--- start of PROVIDED DATA ---

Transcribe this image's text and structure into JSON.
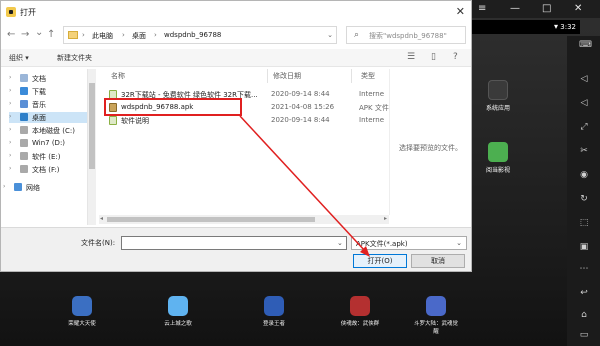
{
  "dialog": {
    "title": "打开",
    "close_glyph": "✕",
    "nav": {
      "back": "←",
      "forward": "→",
      "dropdown": "⌄",
      "up": "↑"
    },
    "breadcrumb": [
      "此电脑",
      "桌面",
      "wdspdnb_96788"
    ],
    "breadcrumb_sep": "›",
    "search_placeholder": "搜索\"wdspdnb_96788\"",
    "toolbar": {
      "organize": "组织 ▾",
      "new_folder": "新建文件夹"
    },
    "nav_pane": [
      {
        "label": "文档",
        "icon": "documents-icon"
      },
      {
        "label": "下载",
        "icon": "download-icon"
      },
      {
        "label": "音乐",
        "icon": "music-icon"
      },
      {
        "label": "桌面",
        "icon": "desktop-icon",
        "selected": true
      },
      {
        "label": "本地磁盘 (C:)",
        "icon": "drive-icon"
      },
      {
        "label": "Win7 (D:)",
        "icon": "drive-icon"
      },
      {
        "label": "软件 (E:)",
        "icon": "drive-icon"
      },
      {
        "label": "文档 (F:)",
        "icon": "drive-icon"
      },
      {
        "label": "网络",
        "icon": "network-icon"
      }
    ],
    "columns": {
      "name": "名称",
      "modified": "修改日期",
      "type": "类型"
    },
    "files": [
      {
        "name": "32R下载站 - 免费软件 绿色软件 32R下载...",
        "modified": "2020-09-14 8:44",
        "type": "Interne",
        "icon": "link-file-icon"
      },
      {
        "name": "wdspdnb_96788.apk",
        "modified": "2021-04-08 15:26",
        "type": "APK 文件",
        "icon": "apk-file-icon"
      },
      {
        "name": "软件说明",
        "modified": "2020-09-14 8:44",
        "type": "Interne",
        "icon": "link-file-icon"
      }
    ],
    "preview_hint": "选择要预览的文件。",
    "filename_label": "文件名(N):",
    "filename_value": "",
    "filter_value": "APK文件(*.apk)",
    "open_button": "打开(O)",
    "cancel_button": "取消"
  },
  "emulator": {
    "time": "3:32",
    "desktop_apps": [
      {
        "label": "系统应用",
        "color": "#3a3a3a"
      },
      {
        "label": "阅当影视",
        "color": "#4caf50"
      }
    ],
    "dock_apps": [
      {
        "label": "荣耀大天使",
        "color": "#3b6fc2"
      },
      {
        "label": "云上城之歌",
        "color": "#5fb3f0"
      },
      {
        "label": "登录王者",
        "color": "#2f5db6"
      },
      {
        "label": "侠魂故：武侠群",
        "color": "#b43030"
      },
      {
        "label": "斗罗大陆：武魂觉醒",
        "color": "#4a69c9"
      }
    ]
  },
  "colors": {
    "highlight": "#e02020",
    "selection": "#cce4f7",
    "primary_border": "#0078d7"
  }
}
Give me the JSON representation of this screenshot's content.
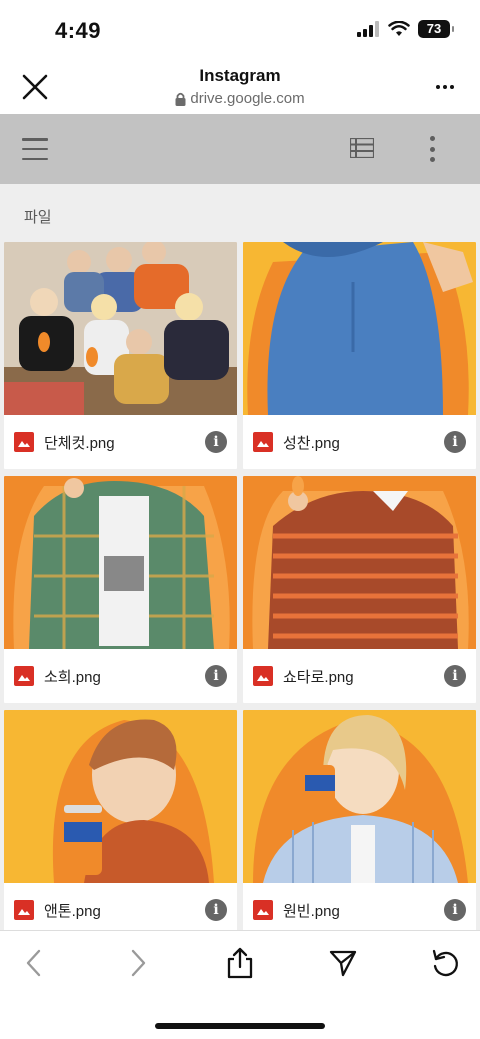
{
  "status": {
    "time": "4:49",
    "battery": "73"
  },
  "header": {
    "title": "Instagram",
    "url": "drive.google.com"
  },
  "section": {
    "label": "파일"
  },
  "files": [
    {
      "name": "단체컷.png"
    },
    {
      "name": "성찬.png"
    },
    {
      "name": "소희.png"
    },
    {
      "name": "쇼타로.png"
    },
    {
      "name": "앤톤.png"
    },
    {
      "name": "원빈.png"
    }
  ],
  "colors": {
    "accent_red": "#d93025",
    "toolbar_gray": "#c2c2c2",
    "orange": "#f0832a",
    "yellow": "#f7b733"
  },
  "icons": {
    "close": "close-icon",
    "lock": "lock-icon",
    "more": "more-horizontal-icon",
    "menu": "hamburger-menu-icon",
    "list_view": "list-view-icon",
    "overflow": "more-vertical-icon",
    "file_type": "image-file-icon",
    "info": "info-icon",
    "back": "chevron-left-icon",
    "forward": "chevron-right-icon",
    "share": "share-icon",
    "send": "send-icon",
    "reload": "reload-icon"
  }
}
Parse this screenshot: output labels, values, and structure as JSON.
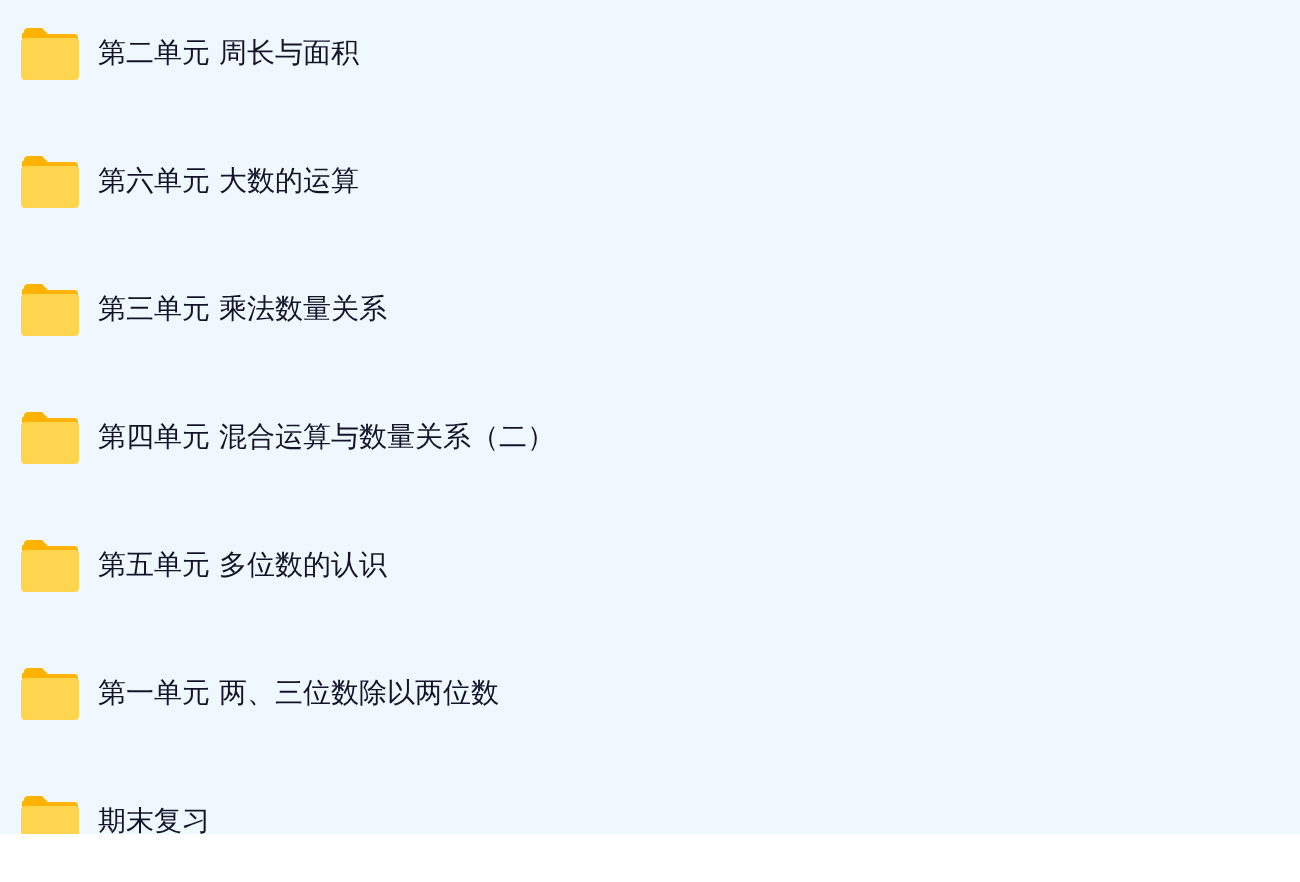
{
  "folders": [
    {
      "name": "第二单元 周长与面积"
    },
    {
      "name": "第六单元 大数的运算"
    },
    {
      "name": "第三单元 乘法数量关系"
    },
    {
      "name": "第四单元 混合运算与数量关系（二）"
    },
    {
      "name": "第五单元 多位数的认识"
    },
    {
      "name": "第一单元 两、三位数除以两位数"
    },
    {
      "name": "期末复习"
    }
  ]
}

--- end of PROVIDED DATA ---

> WHAT YOU NEED TO DO:
All of the entries need to be transcribed word for word; pictures are left out.

> RESPONSE:
Transcribe this image's text and structure into JSON.
{
  "dialog": {
    "title": "打开",
    "close_glyph": "✕",
    "nav": {
      "back": "←",
      "forward": "→",
      "dropdown": "⌄",
      "up": "↑"
    },
    "breadcrumb": [
      "此电脑",
      "桌面",
      "wdspdnb_96788"
    ],
    "breadcrumb_sep": "›",
    "search_placeholder": "搜索\"wdspdnb_96788\"",
    "toolbar": {
      "organize": "组织 ▾",
      "new_folder": "新建文件夹"
    },
    "nav_pane": [
      {
        "label": "文档",
        "icon": "documents-icon"
      },
      {
        "label": "下载",
        "icon": "download-icon"
      },
      {
        "label": "音乐",
        "icon": "music-icon"
      },
      {
        "label": "桌面",
        "icon": "desktop-icon",
        "selected": true
      },
      {
        "label": "本地磁盘 (C:)",
        "icon": "drive-icon"
      },
      {
        "label": "Win7 (D:)",
        "icon": "drive-icon"
      },
      {
        "label": "软件 (E:)",
        "icon": "drive-icon"
      },
      {
        "label": "文档 (F:)",
        "icon": "drive-icon"
      },
      {
        "label": "网络",
        "icon": "network-icon"
      }
    ],
    "columns": {
      "name": "名称",
      "modified": "修改日期",
      "type": "类型"
    },
    "files": [
      {
        "name": "32R下载站 - 免费软件 绿色软件 32R下载...",
        "modified": "2020-09-14 8:44",
        "type": "Interne",
        "icon": "link-file-icon"
      },
      {
        "name": "wdspdnb_96788.apk",
        "modified": "2021-04-08 15:26",
        "type": "APK 文件",
        "icon": "apk-file-icon"
      },
      {
        "name": "软件说明",
        "modified": "2020-09-14 8:44",
        "type": "Interne",
        "icon": "link-file-icon"
      }
    ],
    "preview_hint": "选择要预览的文件。",
    "filename_label": "文件名(N):",
    "filename_value": "",
    "filter_value": "APK文件(*.apk)",
    "open_button": "打开(O)",
    "cancel_button": "取消"
  },
  "emulator": {
    "time": "3:32",
    "desktop_apps": [
      {
        "label": "系统应用",
        "color": "#3a3a3a"
      },
      {
        "label": "阅当影视",
        "color": "#4caf50"
      }
    ],
    "dock_apps": [
      {
        "label": "荣耀大天使",
        "color": "#3b6fc2"
      },
      {
        "label": "云上城之歌",
        "color": "#5fb3f0"
      },
      {
        "label": "登录王者",
        "color": "#2f5db6"
      },
      {
        "label": "侠魂故：武侠群",
        "color": "#b43030"
      },
      {
        "label": "斗罗大陆：武魂觉醒",
        "color": "#4a69c9"
      }
    ]
  },
  "colors": {
    "highlight": "#e02020",
    "selection": "#cce4f7",
    "primary_border": "#0078d7"
  }
}
Give me the JSON representation of this screenshot's content.
{
  "status": {
    "time": "4:49",
    "battery": "73"
  },
  "header": {
    "title": "Instagram",
    "url": "drive.google.com"
  },
  "section": {
    "label": "파일"
  },
  "files": [
    {
      "name": "단체컷.png"
    },
    {
      "name": "성찬.png"
    },
    {
      "name": "소희.png"
    },
    {
      "name": "쇼타로.png"
    },
    {
      "name": "앤톤.png"
    },
    {
      "name": "원빈.png"
    }
  ],
  "colors": {
    "accent_red": "#d93025",
    "toolbar_gray": "#c2c2c2",
    "orange": "#f0832a",
    "yellow": "#f7b733"
  },
  "icons": {
    "close": "close-icon",
    "lock": "lock-icon",
    "more": "more-horizontal-icon",
    "menu": "hamburger-menu-icon",
    "list_view": "list-view-icon",
    "overflow": "more-vertical-icon",
    "file_type": "image-file-icon",
    "info": "info-icon",
    "back": "chevron-left-icon",
    "forward": "chevron-right-icon",
    "share": "share-icon",
    "send": "send-icon",
    "reload": "reload-icon"
  }
}
Parse this screenshot: output labels, values, and structure as JSON.
{
  "folders": [
    {
      "name": "第二单元 周长与面积"
    },
    {
      "name": "第六单元 大数的运算"
    },
    {
      "name": "第三单元 乘法数量关系"
    },
    {
      "name": "第四单元 混合运算与数量关系（二）"
    },
    {
      "name": "第五单元 多位数的认识"
    },
    {
      "name": "第一单元 两、三位数除以两位数"
    },
    {
      "name": "期末复习"
    }
  ]
}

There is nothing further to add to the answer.